**Exercise details:** Read through the data and count the lines that contain the string "tomb"; give only the result.

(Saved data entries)
==========
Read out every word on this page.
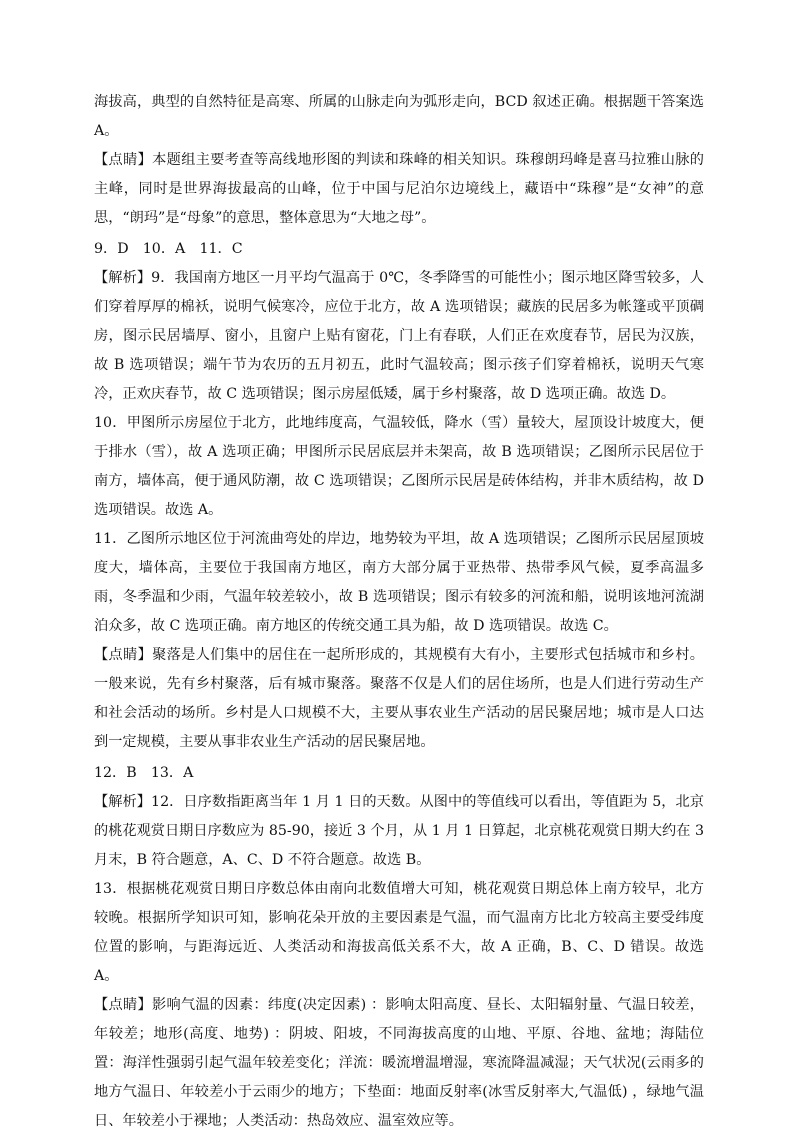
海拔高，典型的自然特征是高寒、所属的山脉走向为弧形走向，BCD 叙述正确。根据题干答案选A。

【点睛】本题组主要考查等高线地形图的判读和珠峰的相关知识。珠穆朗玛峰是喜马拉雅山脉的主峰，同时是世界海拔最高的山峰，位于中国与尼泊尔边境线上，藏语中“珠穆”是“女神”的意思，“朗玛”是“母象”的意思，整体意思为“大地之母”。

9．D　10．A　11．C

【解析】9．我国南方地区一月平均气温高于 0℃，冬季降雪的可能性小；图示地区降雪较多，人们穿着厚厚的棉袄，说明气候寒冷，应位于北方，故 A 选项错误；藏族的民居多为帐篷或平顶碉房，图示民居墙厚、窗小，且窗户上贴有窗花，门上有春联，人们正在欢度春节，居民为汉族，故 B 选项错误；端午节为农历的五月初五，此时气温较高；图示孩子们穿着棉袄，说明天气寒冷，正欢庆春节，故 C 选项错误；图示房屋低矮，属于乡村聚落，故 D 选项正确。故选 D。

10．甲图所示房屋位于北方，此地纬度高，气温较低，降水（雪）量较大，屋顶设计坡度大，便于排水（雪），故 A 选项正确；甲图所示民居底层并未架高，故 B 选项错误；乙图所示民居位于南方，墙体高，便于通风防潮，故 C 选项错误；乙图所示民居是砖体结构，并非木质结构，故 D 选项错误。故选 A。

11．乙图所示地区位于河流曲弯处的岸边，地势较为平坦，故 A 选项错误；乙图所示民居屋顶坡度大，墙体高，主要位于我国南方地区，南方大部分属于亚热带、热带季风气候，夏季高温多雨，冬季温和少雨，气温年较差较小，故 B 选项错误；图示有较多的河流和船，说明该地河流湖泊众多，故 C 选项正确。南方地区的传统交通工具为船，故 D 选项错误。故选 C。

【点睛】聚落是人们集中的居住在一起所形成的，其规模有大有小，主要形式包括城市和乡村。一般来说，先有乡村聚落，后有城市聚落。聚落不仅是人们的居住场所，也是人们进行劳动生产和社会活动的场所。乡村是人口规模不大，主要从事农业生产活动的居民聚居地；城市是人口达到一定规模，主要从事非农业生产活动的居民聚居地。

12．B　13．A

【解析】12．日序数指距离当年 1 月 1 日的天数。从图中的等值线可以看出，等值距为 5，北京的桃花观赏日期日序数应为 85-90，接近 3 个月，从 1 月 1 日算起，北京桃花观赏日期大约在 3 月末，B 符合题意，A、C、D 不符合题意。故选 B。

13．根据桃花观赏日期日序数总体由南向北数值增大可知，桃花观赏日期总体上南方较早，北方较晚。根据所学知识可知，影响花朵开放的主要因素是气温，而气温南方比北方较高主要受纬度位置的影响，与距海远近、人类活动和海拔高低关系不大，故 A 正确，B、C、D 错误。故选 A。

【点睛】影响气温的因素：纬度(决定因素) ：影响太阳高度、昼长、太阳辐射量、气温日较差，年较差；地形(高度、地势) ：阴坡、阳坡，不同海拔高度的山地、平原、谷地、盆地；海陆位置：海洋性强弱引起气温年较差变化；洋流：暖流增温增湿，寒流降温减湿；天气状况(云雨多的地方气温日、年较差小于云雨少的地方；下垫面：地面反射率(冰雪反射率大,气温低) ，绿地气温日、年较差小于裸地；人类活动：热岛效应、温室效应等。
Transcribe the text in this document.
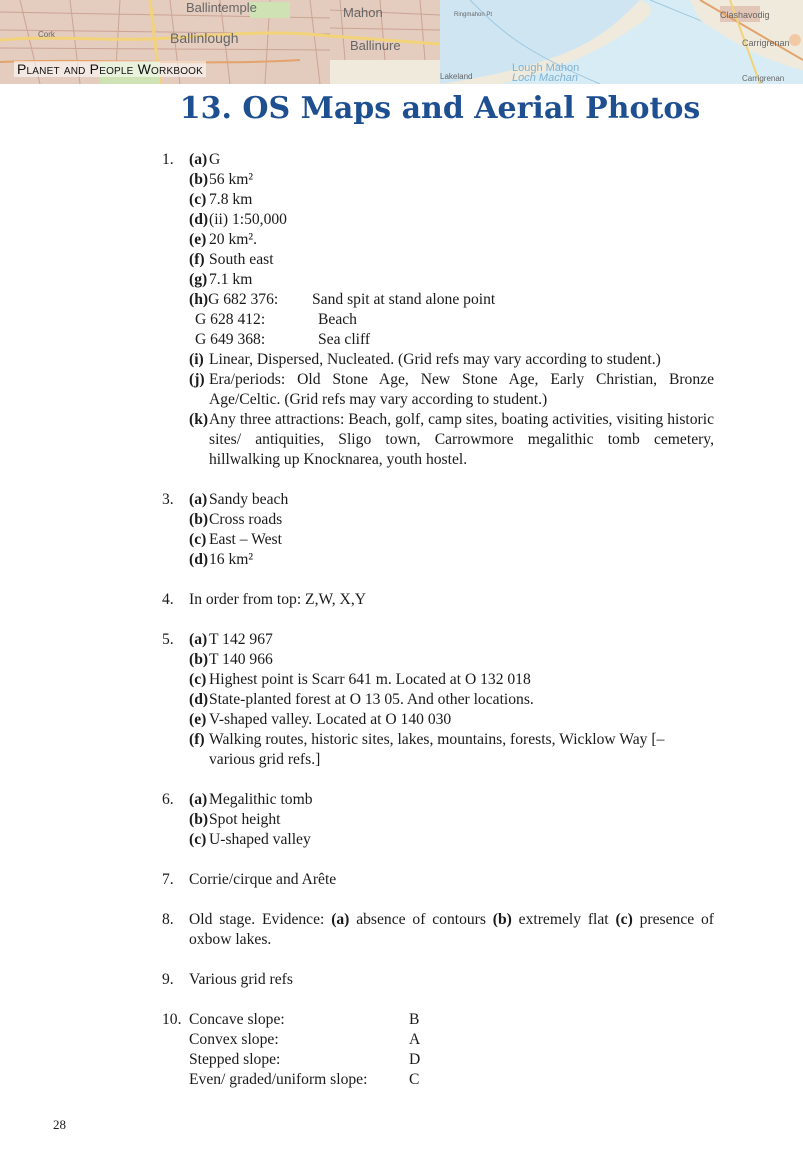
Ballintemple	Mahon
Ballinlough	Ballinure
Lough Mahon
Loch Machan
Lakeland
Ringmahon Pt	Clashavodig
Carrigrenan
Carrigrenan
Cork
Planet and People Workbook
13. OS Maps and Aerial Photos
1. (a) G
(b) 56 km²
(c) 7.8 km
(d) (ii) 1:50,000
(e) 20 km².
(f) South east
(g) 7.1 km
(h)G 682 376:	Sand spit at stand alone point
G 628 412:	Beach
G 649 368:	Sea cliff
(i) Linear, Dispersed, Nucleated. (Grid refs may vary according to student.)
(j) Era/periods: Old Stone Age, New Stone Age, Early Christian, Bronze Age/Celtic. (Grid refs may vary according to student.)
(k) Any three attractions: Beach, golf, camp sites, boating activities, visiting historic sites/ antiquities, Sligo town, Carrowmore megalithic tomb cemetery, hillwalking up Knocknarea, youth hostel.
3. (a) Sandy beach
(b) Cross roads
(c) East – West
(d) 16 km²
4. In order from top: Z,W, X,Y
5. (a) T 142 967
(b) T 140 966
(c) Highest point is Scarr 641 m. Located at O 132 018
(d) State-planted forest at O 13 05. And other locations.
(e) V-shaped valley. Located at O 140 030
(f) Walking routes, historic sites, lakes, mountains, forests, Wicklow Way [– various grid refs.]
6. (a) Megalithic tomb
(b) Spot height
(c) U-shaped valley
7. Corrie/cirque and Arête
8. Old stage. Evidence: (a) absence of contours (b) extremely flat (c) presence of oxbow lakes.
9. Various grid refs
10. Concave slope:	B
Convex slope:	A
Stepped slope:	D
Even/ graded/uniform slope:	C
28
==========
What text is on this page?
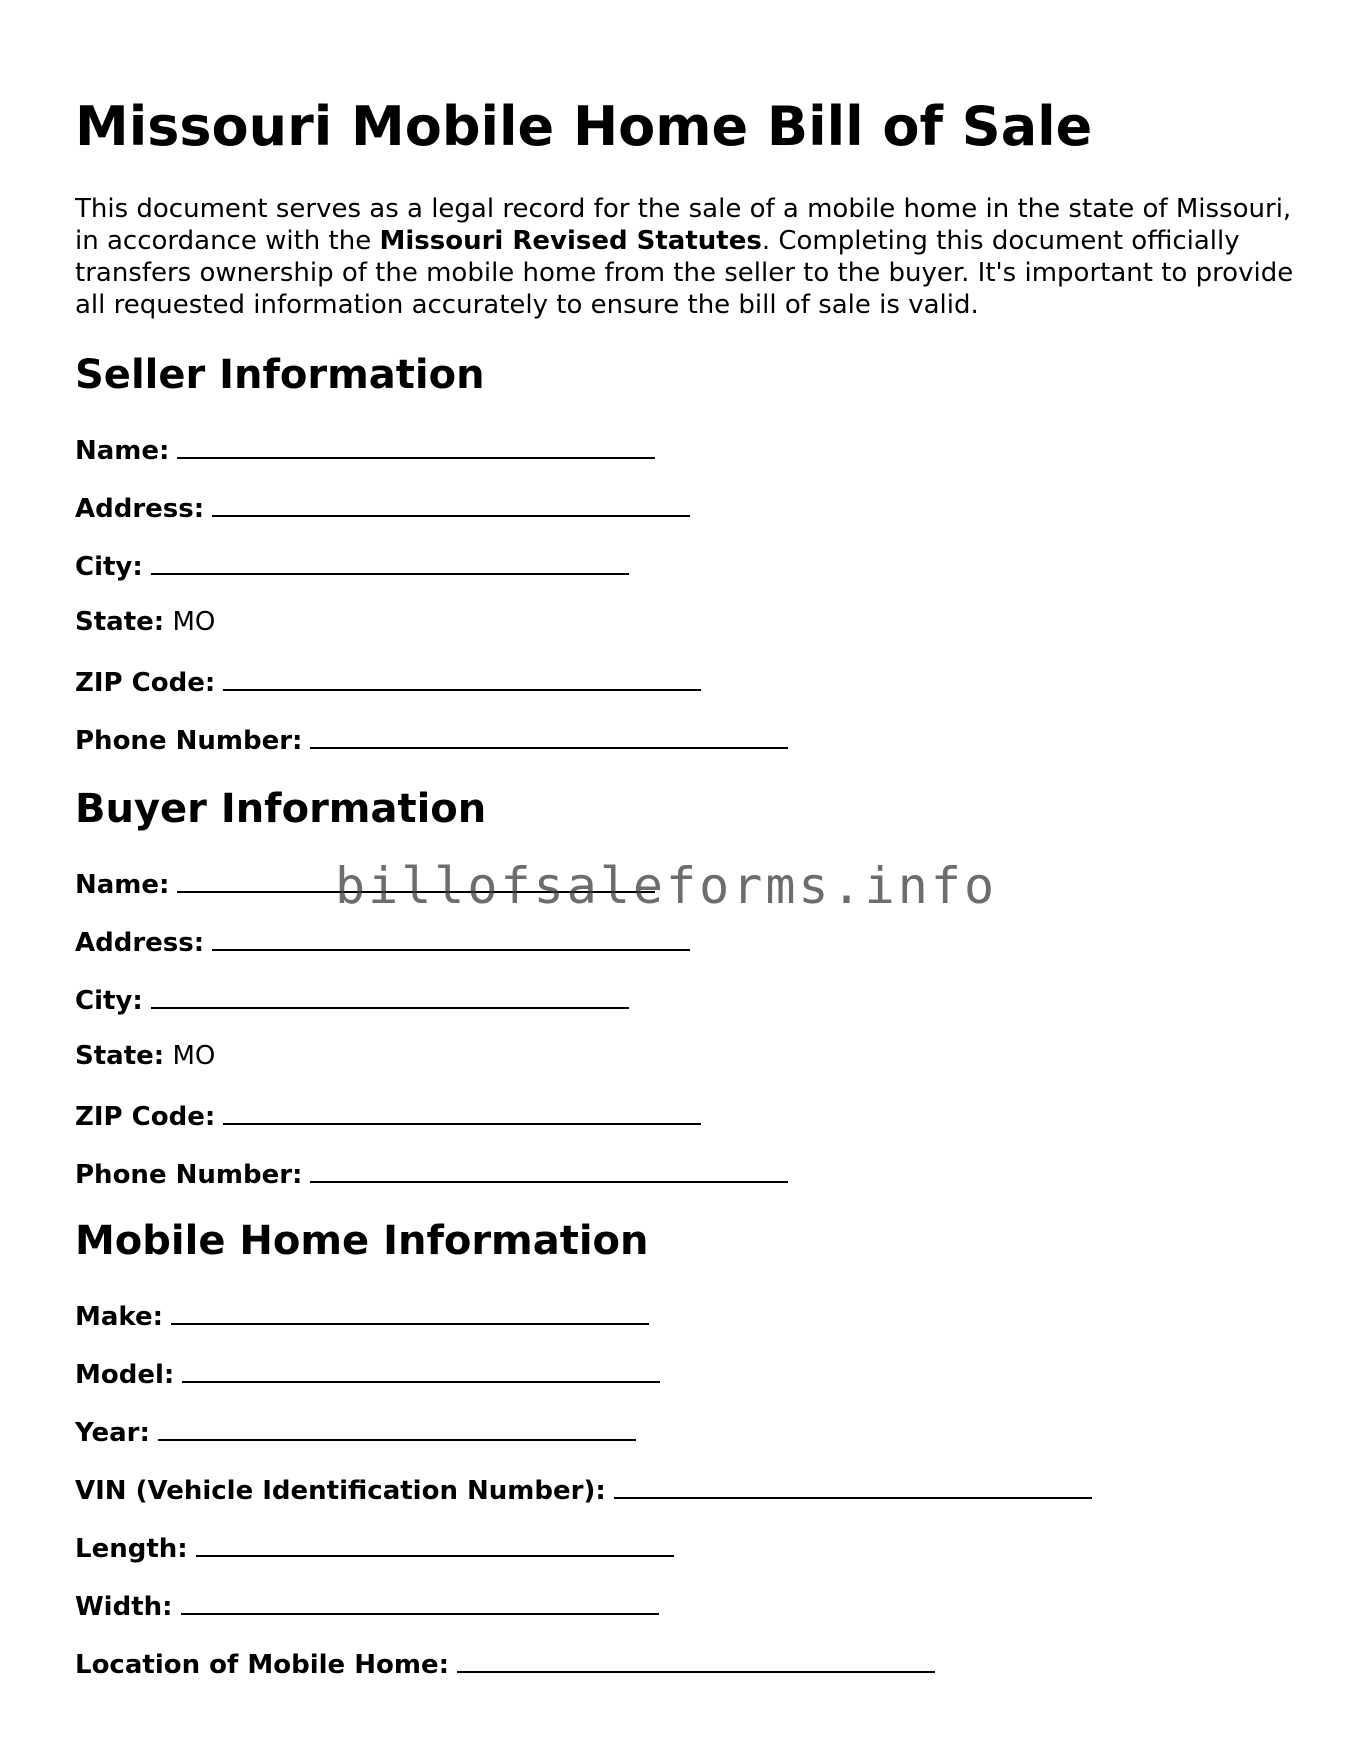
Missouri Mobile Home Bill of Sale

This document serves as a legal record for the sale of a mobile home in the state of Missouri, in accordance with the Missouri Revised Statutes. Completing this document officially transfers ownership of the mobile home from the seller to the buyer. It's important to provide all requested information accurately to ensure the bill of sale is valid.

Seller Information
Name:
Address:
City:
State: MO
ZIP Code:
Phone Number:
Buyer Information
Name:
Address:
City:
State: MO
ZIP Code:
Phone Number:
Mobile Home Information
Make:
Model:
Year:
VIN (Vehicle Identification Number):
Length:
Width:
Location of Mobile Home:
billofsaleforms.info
==========
**Written answer:** 2